_WHAT TO DO_
Pull every line containing the word "dưới" from the records.
*** AVAILABLE RECORDS ***
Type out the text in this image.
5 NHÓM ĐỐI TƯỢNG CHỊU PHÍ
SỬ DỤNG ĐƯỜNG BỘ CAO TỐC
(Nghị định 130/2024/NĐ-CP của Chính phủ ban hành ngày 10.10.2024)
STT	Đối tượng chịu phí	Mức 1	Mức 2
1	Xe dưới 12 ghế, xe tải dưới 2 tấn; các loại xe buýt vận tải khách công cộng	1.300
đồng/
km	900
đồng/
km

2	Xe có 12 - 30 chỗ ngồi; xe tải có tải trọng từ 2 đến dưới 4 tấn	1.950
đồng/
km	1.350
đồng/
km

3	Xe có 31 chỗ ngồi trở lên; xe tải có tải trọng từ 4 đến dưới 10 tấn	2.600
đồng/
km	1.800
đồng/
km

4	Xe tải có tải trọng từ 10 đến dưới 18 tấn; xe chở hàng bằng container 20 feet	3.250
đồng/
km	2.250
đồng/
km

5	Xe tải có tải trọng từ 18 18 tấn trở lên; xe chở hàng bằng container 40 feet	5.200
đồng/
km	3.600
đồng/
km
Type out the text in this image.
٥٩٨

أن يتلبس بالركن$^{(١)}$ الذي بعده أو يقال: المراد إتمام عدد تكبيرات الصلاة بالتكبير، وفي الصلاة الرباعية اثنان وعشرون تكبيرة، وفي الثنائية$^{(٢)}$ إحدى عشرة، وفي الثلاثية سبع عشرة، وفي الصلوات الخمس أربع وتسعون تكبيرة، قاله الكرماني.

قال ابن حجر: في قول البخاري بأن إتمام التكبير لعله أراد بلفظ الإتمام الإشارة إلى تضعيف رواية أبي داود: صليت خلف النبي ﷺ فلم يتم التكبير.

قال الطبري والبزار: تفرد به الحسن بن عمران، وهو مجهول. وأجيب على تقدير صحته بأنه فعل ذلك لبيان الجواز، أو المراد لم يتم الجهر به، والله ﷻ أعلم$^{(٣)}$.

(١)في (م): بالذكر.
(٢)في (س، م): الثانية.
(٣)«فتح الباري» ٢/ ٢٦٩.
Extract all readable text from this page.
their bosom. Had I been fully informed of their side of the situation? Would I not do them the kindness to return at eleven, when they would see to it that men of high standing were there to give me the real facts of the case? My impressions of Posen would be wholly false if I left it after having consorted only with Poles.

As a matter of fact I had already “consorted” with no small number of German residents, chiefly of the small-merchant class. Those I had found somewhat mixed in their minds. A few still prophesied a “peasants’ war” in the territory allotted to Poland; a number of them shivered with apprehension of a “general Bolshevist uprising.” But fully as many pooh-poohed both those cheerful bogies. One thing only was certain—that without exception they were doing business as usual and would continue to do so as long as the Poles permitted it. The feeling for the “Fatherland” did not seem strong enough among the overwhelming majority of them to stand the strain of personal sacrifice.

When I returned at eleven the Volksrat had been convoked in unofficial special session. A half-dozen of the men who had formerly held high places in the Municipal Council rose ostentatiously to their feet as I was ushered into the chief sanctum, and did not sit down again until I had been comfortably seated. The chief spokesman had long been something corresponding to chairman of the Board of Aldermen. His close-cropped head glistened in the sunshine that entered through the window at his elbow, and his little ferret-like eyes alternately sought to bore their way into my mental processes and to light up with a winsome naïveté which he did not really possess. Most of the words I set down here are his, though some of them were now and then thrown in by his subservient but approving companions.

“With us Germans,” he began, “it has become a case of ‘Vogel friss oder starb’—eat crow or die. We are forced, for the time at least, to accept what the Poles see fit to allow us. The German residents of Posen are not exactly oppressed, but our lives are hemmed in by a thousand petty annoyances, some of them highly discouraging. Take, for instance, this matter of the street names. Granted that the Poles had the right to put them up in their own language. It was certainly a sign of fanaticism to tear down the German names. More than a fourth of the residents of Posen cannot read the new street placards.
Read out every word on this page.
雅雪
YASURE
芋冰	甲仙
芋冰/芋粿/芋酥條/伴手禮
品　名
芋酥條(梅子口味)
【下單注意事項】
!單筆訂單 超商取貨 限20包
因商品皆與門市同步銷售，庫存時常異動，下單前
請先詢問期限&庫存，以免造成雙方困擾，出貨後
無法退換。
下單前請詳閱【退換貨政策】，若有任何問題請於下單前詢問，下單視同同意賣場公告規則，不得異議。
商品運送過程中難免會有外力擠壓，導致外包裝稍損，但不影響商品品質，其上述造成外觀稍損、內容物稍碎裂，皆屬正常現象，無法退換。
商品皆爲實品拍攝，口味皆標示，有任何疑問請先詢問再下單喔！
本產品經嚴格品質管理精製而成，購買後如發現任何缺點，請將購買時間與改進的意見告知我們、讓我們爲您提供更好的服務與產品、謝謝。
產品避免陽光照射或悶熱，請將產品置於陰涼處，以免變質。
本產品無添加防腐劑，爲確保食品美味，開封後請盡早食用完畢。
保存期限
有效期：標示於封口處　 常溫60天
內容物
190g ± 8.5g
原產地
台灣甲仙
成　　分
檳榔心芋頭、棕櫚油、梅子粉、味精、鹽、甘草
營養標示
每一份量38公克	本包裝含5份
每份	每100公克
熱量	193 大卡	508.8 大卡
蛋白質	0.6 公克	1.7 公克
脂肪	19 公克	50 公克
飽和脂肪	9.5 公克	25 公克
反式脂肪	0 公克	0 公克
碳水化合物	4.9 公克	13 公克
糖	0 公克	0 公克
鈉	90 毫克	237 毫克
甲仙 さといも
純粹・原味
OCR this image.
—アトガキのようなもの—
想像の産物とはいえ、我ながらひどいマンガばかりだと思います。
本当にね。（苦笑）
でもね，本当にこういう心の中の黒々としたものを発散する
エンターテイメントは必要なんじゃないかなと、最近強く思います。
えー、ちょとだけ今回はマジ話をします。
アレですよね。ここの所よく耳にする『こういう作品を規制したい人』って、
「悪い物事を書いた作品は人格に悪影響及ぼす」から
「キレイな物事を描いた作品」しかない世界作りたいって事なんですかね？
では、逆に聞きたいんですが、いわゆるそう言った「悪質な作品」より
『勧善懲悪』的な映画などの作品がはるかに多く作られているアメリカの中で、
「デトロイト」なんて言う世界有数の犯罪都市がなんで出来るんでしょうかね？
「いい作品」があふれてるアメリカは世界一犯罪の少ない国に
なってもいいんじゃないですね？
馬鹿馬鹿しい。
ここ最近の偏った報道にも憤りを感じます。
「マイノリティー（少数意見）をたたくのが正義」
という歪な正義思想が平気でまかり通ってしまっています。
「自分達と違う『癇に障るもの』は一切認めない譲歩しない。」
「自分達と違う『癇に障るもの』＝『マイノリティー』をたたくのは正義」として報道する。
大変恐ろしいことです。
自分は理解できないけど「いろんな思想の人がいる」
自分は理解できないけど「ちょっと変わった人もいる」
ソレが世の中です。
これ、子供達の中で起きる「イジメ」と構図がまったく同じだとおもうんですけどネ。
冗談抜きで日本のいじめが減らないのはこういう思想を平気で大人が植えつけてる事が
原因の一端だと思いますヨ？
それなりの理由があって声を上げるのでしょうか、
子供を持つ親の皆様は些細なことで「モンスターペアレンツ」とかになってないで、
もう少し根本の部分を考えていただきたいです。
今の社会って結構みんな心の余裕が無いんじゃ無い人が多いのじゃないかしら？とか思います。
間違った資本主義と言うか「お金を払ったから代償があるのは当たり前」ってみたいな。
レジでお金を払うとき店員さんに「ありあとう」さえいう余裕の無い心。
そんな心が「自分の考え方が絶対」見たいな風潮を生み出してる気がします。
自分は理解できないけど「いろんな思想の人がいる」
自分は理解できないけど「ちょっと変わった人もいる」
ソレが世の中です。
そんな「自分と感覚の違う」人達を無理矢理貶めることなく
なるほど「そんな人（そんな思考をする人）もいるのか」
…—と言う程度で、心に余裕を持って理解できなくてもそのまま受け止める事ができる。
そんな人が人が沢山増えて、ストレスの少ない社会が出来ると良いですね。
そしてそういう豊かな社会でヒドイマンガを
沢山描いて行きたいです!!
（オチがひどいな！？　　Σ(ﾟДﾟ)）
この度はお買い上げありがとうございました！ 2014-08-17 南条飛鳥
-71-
***
_SOLUTION BELOW_
1	Xe dưới 12 ghế, xe tải dưới 2 tấn; các loại xe buýt vận tải khách công cộng	1.300
2	Xe có 12 - 30 chỗ ngồi; xe tải có tải trọng từ 2 đến dưới 4 tấn	1.950
3	Xe có 31 chỗ ngồi trở lên; xe tải có tải trọng từ 4 đến dưới 10 tấn	2.600
4	Xe tải có tải trọng từ 10 đến dưới 18 tấn; xe chở hàng bằng container 20 feet	3.250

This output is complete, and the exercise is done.